WHAT TO DO>
Copy nothing before the line that contains "OCR this image."; from there, transcribe each line exactly through the end of the material, omitting pictures.

RECORD LIST>
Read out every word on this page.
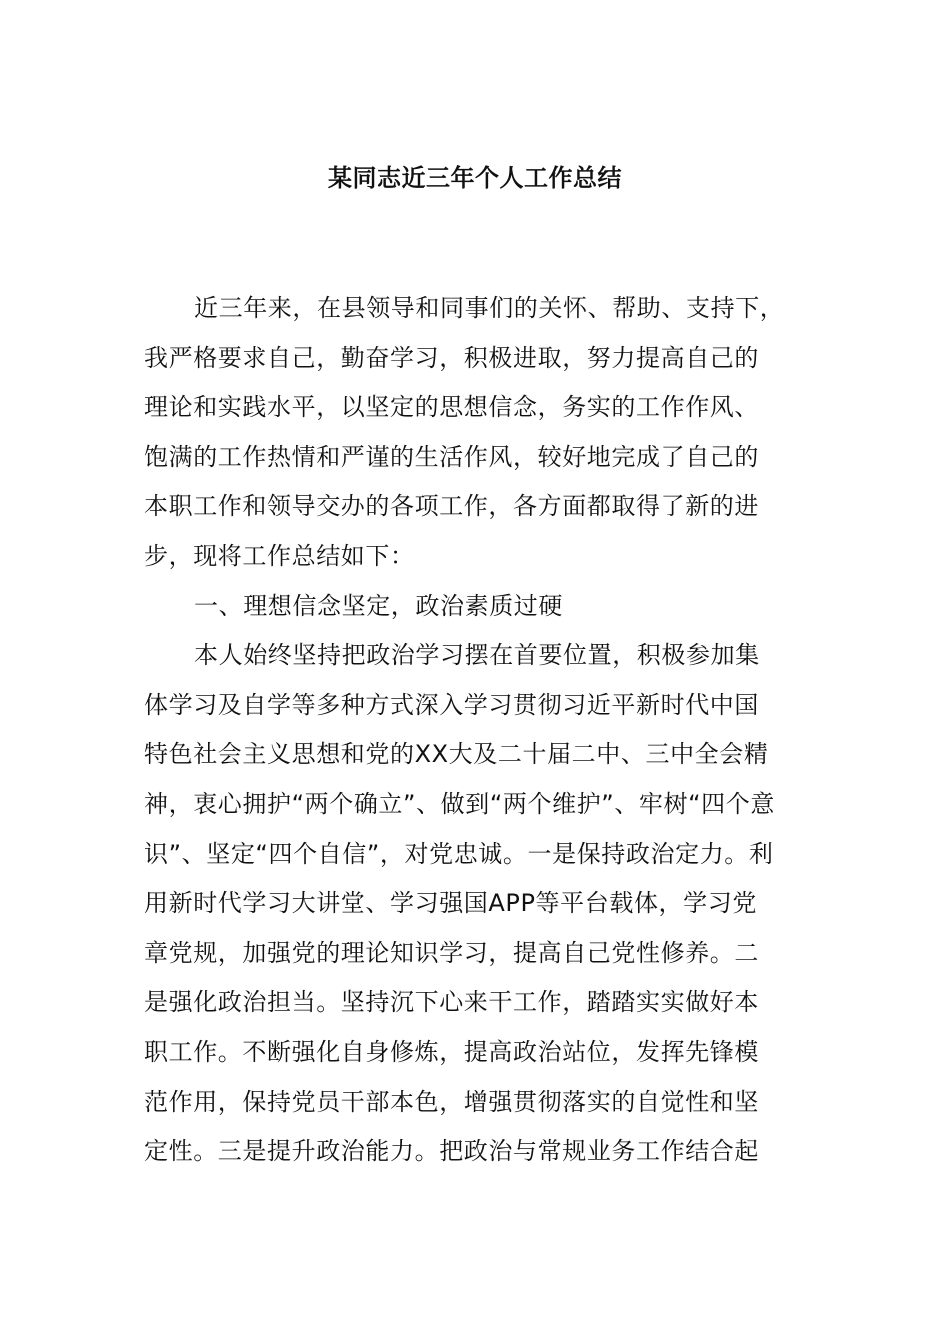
某同志近三年个人工作总结
近三年来，在县领导和同事们的关怀、帮助、支持下，
我严格要求自己，勤奋学习，积极进取，努力提高自己的
理论和实践水平，以坚定的思想信念，务实的工作作风、
饱满的工作热情和严谨的生活作风，较好地完成了自己的
本职工作和领导交办的各项工作，各方面都取得了新的进
步，现将工作总结如下：
一、理想信念坚定，政治素质过硬
本人始终坚持把政治学习摆在首要位置，积极参加集
体学习及自学等多种方式深入学习贯彻习近平新时代中国
特色社会主义思想和党的XX大及二十届二中、三中全会精
神，衷心拥护“两个确立”、做到“两个维护”、牢树“四个意
识”、坚定“四个自信”，对党忠诚。一是保持政治定力。利
用新时代学习大讲堂、学习强国APP等平台载体，学习党
章党规，加强党的理论知识学习，提高自己党性修养。二
是强化政治担当。坚持沉下心来干工作，踏踏实实做好本
职工作。不断强化自身修炼，提高政治站位，发挥先锋模
范作用，保持党员干部本色，增强贯彻落实的自觉性和坚
定性。三是提升政治能力。把政治与常规业务工作结合起
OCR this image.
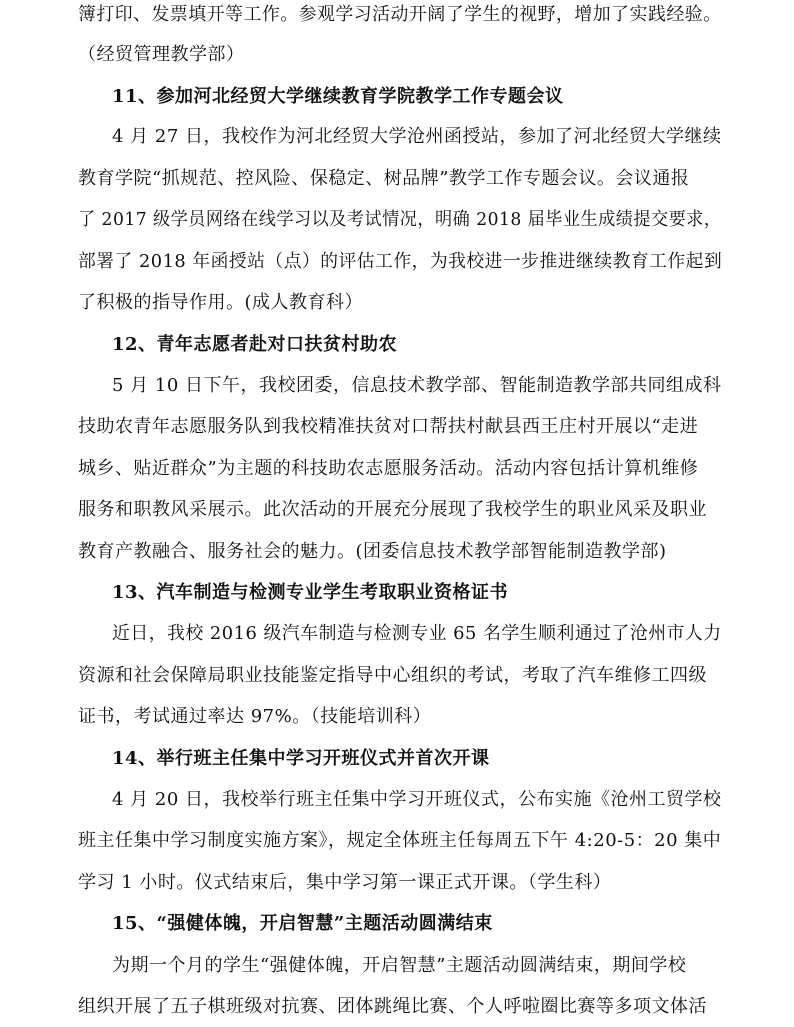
簿打印、发票填开等工作。参观学习活动开阔了学生的视野，增加了实践经验。
（经贸管理教学部）
11、参加河北经贸大学继续教育学院教学工作专题会议
4 月 27 日，我校作为河北经贸大学沧州函授站，参加了河北经贸大学继续
教育学院“抓规范、控风险、保稳定、树品牌”教学工作专题会议。会议通报
了 2017 级学员网络在线学习以及考试情况，明确 2018 届毕业生成绩提交要求，
部署了 2018 年函授站（点）的评估工作，为我校进一步推进继续教育工作起到
了积极的指导作用。(成人教育科）
12、青年志愿者赴对口扶贫村助农
5 月 10 日下午，我校团委，信息技术教学部、智能制造教学部共同组成科
技助农青年志愿服务队到我校精准扶贫对口帮扶村献县西王庄村开展以“走进
城乡、贴近群众”为主题的科技助农志愿服务活动。活动内容包括计算机维修
服务和职教风采展示。此次活动的开展充分展现了我校学生的职业风采及职业
教育产教融合、服务社会的魅力。(团委信息技术教学部智能制造教学部)
13、汽车制造与检测专业学生考取职业资格证书
近日，我校 2016 级汽车制造与检测专业 65 名学生顺利通过了沧州市人力
资源和社会保障局职业技能鉴定指导中心组织的考试，考取了汽车维修工四级
证书，考试通过率达 97%。（技能培训科）
14、举行班主任集中学习开班仪式并首次开课
4 月 20 日，我校举行班主任集中学习开班仪式，公布实施《沧州工贸学校
班主任集中学习制度实施方案》，规定全体班主任每周五下午 4:20-5：20 集中
学习 1 小时。仪式结束后，集中学习第一课正式开课。（学生科）
15、“强健体魄，开启智慧”主题活动圆满结束
为期一个月的学生“强健体魄，开启智慧”主题活动圆满结束，期间学校
组织开展了五子棋班级对抗赛、团体跳绳比赛、个人呼啦圈比赛等多项文体活
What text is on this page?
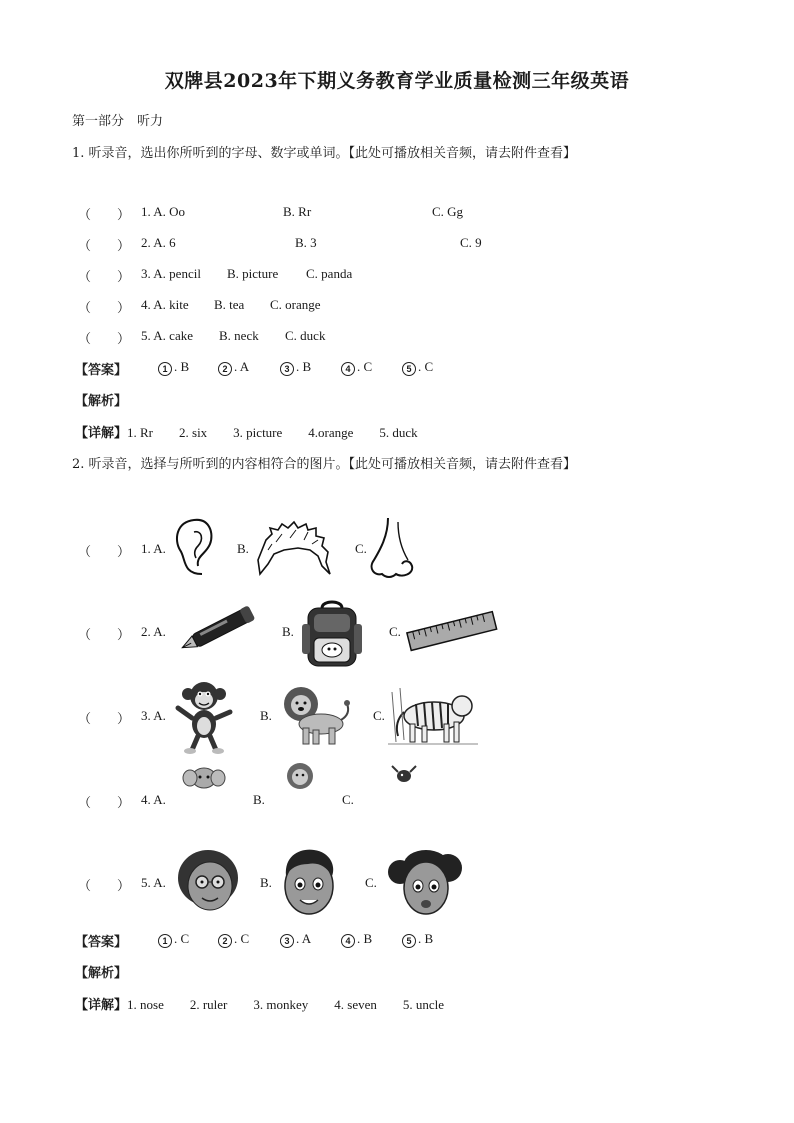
双牌县2023年下期义务教育学业质量检测三年级英语
第一部分　听力
1. 听录音，选出你所听到的字母、数字或单词。【此处可播放相关音频，请去附件查看】
（　　） 1. A. Oo	B. Rr	C. Gg
（　　） 2. A. 6	B. 3	C. 9
（　　） 3. A. pencil B. picture C. panda
（　　） 4. A. kite B. tea C. orange
（　　） 5. A. cake B. neck C. duck
【答案】	1 . B	2 . A	3 . B	4 . C	5 . C
【解析】
【详解】1. Rr　　2. six　　3. picture　　4.orange　　5. duck
2. 听录音，选择与所听到的内容相符合的图片。【此处可播放相关音频，请去附件查看】
（　　） 1. A.	B.	C.
（　　） 2. A.	B.	C.
（　　） 3. A.	B.	C.
（　　） 4. A.	B.	C.
（　　） 5. A.	B.	C.
【答案】	1 . C	2 . C	3 . A	4 . B	5 . B
【解析】
【详解】1. nose　　2. ruler　　3. monkey　　4. seven　　5. uncle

WRITTEN REPLY>
OCR this image.
簿打印、发票填开等工作。参观学习活动开阔了学生的视野，增加了实践经验。
（经贸管理教学部）
11、参加河北经贸大学继续教育学院教学工作专题会议
4 月 27 日，我校作为河北经贸大学沧州函授站，参加了河北经贸大学继续
教育学院“抓规范、控风险、保稳定、树品牌”教学工作专题会议。会议通报
了 2017 级学员网络在线学习以及考试情况，明确 2018 届毕业生成绩提交要求，
部署了 2018 年函授站（点）的评估工作，为我校进一步推进继续教育工作起到
了积极的指导作用。(成人教育科）
12、青年志愿者赴对口扶贫村助农
5 月 10 日下午，我校团委，信息技术教学部、智能制造教学部共同组成科
技助农青年志愿服务队到我校精准扶贫对口帮扶村献县西王庄村开展以“走进
城乡、贴近群众”为主题的科技助农志愿服务活动。活动内容包括计算机维修
服务和职教风采展示。此次活动的开展充分展现了我校学生的职业风采及职业
教育产教融合、服务社会的魅力。(团委信息技术教学部智能制造教学部)
13、汽车制造与检测专业学生考取职业资格证书
近日，我校 2016 级汽车制造与检测专业 65 名学生顺利通过了沧州市人力
资源和社会保障局职业技能鉴定指导中心组织的考试，考取了汽车维修工四级
证书，考试通过率达 97%。（技能培训科）
14、举行班主任集中学习开班仪式并首次开课
4 月 20 日，我校举行班主任集中学习开班仪式，公布实施《沧州工贸学校
班主任集中学习制度实施方案》，规定全体班主任每周五下午 4:20-5：20 集中
学习 1 小时。仪式结束后，集中学习第一课正式开课。（学生科）
15、“强健体魄，开启智慧”主题活动圆满结束
为期一个月的学生“强健体魄，开启智慧”主题活动圆满结束，期间学校
组织开展了五子棋班级对抗赛、团体跳绳比赛、个人呼啦圈比赛等多项文体活
What text is on this page?
双牌县2023年下期义务教育学业质量检测三年级英语
第一部分　听力
1. 听录音，选出你所听到的字母、数字或单词。【此处可播放相关音频，请去附件查看】
（　　） 1. A. Oo	B. Rr	C. Gg
（　　） 2. A. 6	B. 3	C. 9
（　　） 3. A. pencil B. picture C. panda
（　　） 4. A. kite B. tea C. orange
（　　） 5. A. cake B. neck C. duck
【答案】	1 . B	2 . A	3 . B	4 . C	5 . C
【解析】
【详解】1. Rr　　2. six　　3. picture　　4.orange　　5. duck
2. 听录音，选择与所听到的内容相符合的图片。【此处可播放相关音频，请去附件查看】
（　　） 1. A.	B.	C.
（　　） 2. A.	B.	C.
（　　） 3. A.	B.	C.
（　　） 4. A.	B.	C.
（　　） 5. A.	B.	C.
【答案】	1 . C	2 . C	3 . A	4 . B	5 . B
【解析】
【详解】1. nose　　2. ruler　　3. monkey　　4. seven　　5. uncle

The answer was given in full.